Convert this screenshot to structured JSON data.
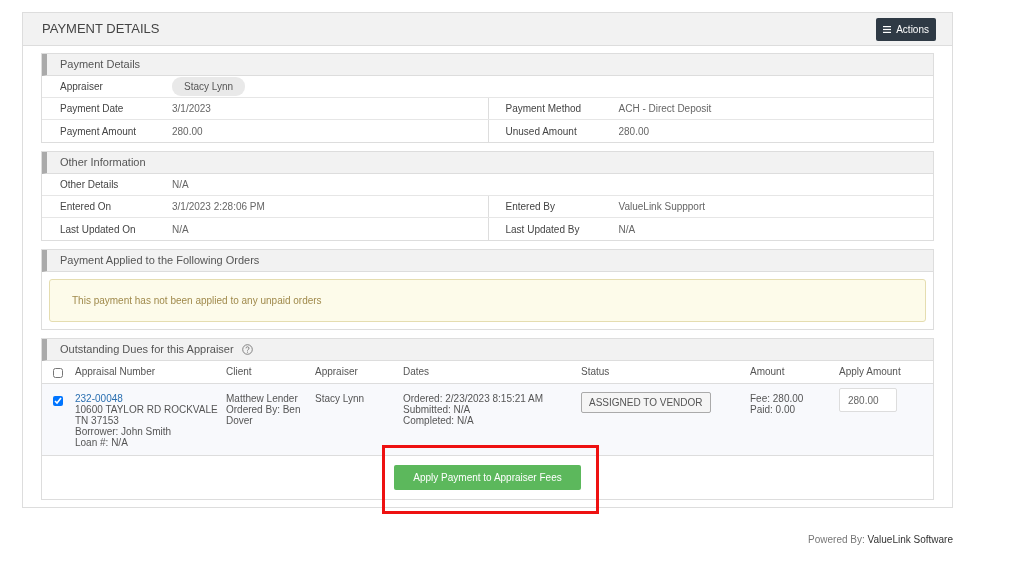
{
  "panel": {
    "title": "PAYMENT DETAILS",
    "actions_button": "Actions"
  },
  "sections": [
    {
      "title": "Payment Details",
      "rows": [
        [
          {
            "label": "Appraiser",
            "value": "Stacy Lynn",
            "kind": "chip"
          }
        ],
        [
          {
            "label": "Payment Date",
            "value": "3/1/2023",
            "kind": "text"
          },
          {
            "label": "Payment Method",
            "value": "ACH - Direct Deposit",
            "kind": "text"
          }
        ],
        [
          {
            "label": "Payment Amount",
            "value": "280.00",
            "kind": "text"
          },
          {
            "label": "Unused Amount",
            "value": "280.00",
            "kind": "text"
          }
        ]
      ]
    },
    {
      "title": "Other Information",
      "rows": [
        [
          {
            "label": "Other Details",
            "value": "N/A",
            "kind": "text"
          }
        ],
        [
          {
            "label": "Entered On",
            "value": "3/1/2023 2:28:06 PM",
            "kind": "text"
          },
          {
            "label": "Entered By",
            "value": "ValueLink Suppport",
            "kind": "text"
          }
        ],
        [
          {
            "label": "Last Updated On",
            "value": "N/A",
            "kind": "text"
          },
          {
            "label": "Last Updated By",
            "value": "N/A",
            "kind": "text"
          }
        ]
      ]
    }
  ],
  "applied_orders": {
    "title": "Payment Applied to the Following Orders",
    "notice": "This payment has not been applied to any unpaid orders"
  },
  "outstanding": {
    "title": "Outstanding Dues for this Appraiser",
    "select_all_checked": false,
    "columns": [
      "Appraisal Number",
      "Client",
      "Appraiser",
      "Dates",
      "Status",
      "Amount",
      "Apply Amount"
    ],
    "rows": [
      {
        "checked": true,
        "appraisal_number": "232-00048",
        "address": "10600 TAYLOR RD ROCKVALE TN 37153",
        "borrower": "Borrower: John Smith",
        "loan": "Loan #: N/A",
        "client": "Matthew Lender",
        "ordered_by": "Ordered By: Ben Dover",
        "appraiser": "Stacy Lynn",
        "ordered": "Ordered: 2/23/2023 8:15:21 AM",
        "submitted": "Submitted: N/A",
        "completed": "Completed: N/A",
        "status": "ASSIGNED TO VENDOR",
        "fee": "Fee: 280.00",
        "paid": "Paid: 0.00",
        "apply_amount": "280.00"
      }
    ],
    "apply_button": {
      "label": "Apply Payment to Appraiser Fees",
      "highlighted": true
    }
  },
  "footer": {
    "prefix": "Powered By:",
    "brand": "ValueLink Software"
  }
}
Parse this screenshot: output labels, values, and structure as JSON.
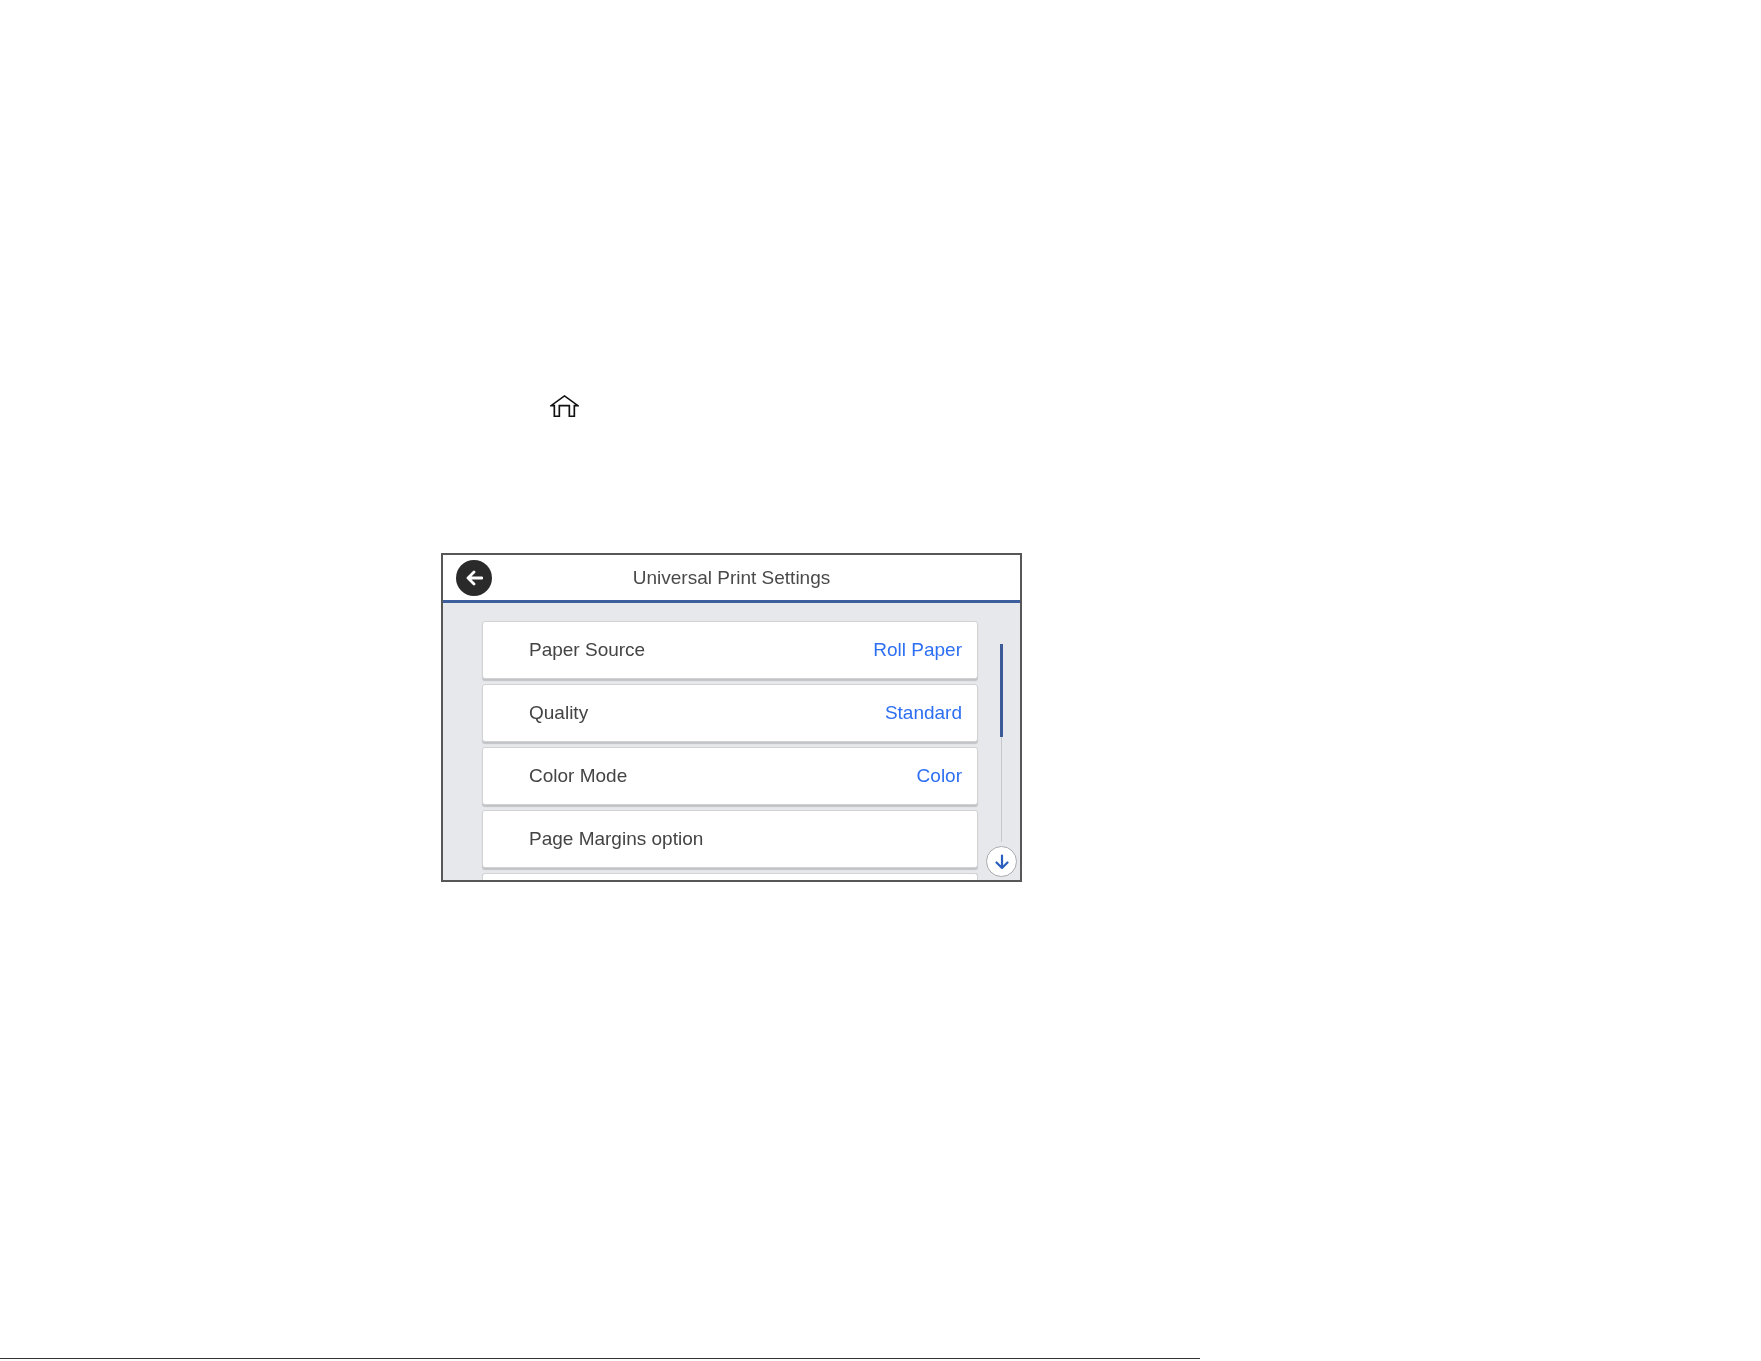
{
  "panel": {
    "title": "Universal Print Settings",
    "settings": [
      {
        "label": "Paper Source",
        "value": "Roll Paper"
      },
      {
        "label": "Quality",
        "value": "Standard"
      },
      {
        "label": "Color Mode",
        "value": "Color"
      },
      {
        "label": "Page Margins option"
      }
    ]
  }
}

**Task**. Copy out all the data exactly; skip the pictures.

**Answer to this exercise**.
Convert this screenshot to structured JSON data.
{
  "panel": {
    "title": "PAYMENT DETAILS",
    "actions_button": "Actions"
  },
  "sections": [
    {
      "title": "Payment Details",
      "rows": [
        [
          {
            "label": "Appraiser",
            "value": "Stacy Lynn",
            "kind": "chip"
          }
        ],
        [
          {
            "label": "Payment Date",
            "value": "3/1/2023",
            "kind": "text"
          },
          {
            "label": "Payment Method",
            "value": "ACH - Direct Deposit",
            "kind": "text"
          }
        ],
        [
          {
            "label": "Payment Amount",
            "value": "280.00",
            "kind": "text"
          },
          {
            "label": "Unused Amount",
            "value": "280.00",
            "kind": "text"
          }
        ]
      ]
    },
    {
      "title": "Other Information",
      "rows": [
        [
          {
            "label": "Other Details",
            "value": "N/A",
            "kind": "text"
          }
        ],
        [
          {
            "label": "Entered On",
            "value": "3/1/2023 2:28:06 PM",
            "kind": "text"
          },
          {
            "label": "Entered By",
            "value": "ValueLink Suppport",
            "kind": "text"
          }
        ],
        [
          {
            "label": "Last Updated On",
            "value": "N/A",
            "kind": "text"
          },
          {
            "label": "Last Updated By",
            "value": "N/A",
            "kind": "text"
          }
        ]
      ]
    }
  ],
  "applied_orders": {
    "title": "Payment Applied to the Following Orders",
    "notice": "This payment has not been applied to any unpaid orders"
  },
  "outstanding": {
    "title": "Outstanding Dues for this Appraiser",
    "select_all_checked": false,
    "columns": [
      "Appraisal Number",
      "Client",
      "Appraiser",
      "Dates",
      "Status",
      "Amount",
      "Apply Amount"
    ],
    "rows": [
      {
        "checked": true,
        "appraisal_number": "232-00048",
        "address": "10600 TAYLOR RD ROCKVALE TN 37153",
        "borrower": "Borrower: John Smith",
        "loan": "Loan #: N/A",
        "client": "Matthew Lender",
        "ordered_by": "Ordered By: Ben Dover",
        "appraiser": "Stacy Lynn",
        "ordered": "Ordered: 2/23/2023 8:15:21 AM",
        "submitted": "Submitted: N/A",
        "completed": "Completed: N/A",
        "status": "ASSIGNED TO VENDOR",
        "fee": "Fee: 280.00",
        "paid": "Paid: 0.00",
        "apply_amount": "280.00"
      }
    ],
    "apply_button": {
      "label": "Apply Payment to Appraiser Fees",
      "highlighted": true
    }
  },
  "footer": {
    "prefix": "Powered By:",
    "brand": "ValueLink Software"
  }
}
Parse this screenshot: output labels, values, and structure as JSON.
{
  "panel": {
    "title": "Universal Print Settings",
    "settings": [
      {
        "label": "Paper Source",
        "value": "Roll Paper"
      },
      {
        "label": "Quality",
        "value": "Standard"
      },
      {
        "label": "Color Mode",
        "value": "Color"
      },
      {
        "label": "Page Margins option"
      }
    ]
  }
}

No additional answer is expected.